Count how many lines below include the string "icon", and give that number without anything else.
______________________________
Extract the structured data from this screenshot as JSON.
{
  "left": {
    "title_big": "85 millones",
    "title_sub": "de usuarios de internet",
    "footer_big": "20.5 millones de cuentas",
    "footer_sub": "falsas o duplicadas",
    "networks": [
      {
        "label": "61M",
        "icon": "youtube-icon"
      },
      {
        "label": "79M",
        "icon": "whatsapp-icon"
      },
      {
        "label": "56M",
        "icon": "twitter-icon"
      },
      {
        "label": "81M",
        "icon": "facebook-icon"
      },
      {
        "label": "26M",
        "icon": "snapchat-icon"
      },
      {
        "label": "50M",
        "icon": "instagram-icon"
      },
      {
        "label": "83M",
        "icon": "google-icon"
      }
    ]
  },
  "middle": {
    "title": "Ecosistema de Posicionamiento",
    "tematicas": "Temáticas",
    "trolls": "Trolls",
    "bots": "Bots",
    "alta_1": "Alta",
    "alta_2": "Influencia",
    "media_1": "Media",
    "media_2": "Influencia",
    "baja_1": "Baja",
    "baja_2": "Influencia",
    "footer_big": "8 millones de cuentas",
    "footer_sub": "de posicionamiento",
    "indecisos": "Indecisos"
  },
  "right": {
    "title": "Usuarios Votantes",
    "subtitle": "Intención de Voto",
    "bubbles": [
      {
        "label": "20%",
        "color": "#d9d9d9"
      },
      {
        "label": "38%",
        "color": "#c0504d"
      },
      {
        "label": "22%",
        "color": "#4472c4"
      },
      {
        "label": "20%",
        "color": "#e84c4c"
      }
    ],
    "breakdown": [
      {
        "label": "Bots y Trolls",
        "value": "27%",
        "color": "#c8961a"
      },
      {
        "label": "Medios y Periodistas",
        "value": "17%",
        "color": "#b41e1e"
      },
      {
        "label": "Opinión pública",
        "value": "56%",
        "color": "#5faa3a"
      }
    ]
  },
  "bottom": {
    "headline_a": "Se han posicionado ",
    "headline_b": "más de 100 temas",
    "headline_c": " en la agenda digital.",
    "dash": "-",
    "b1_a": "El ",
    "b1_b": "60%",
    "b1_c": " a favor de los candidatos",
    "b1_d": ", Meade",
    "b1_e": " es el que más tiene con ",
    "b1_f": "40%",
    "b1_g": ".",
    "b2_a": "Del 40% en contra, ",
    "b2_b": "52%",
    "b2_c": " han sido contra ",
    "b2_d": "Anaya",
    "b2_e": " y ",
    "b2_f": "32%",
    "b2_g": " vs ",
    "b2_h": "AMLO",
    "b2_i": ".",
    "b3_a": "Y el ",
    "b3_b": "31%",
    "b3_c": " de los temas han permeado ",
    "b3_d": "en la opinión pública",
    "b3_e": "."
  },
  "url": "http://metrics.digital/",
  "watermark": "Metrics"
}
______________________________
-- EXERCISE RESULT --
7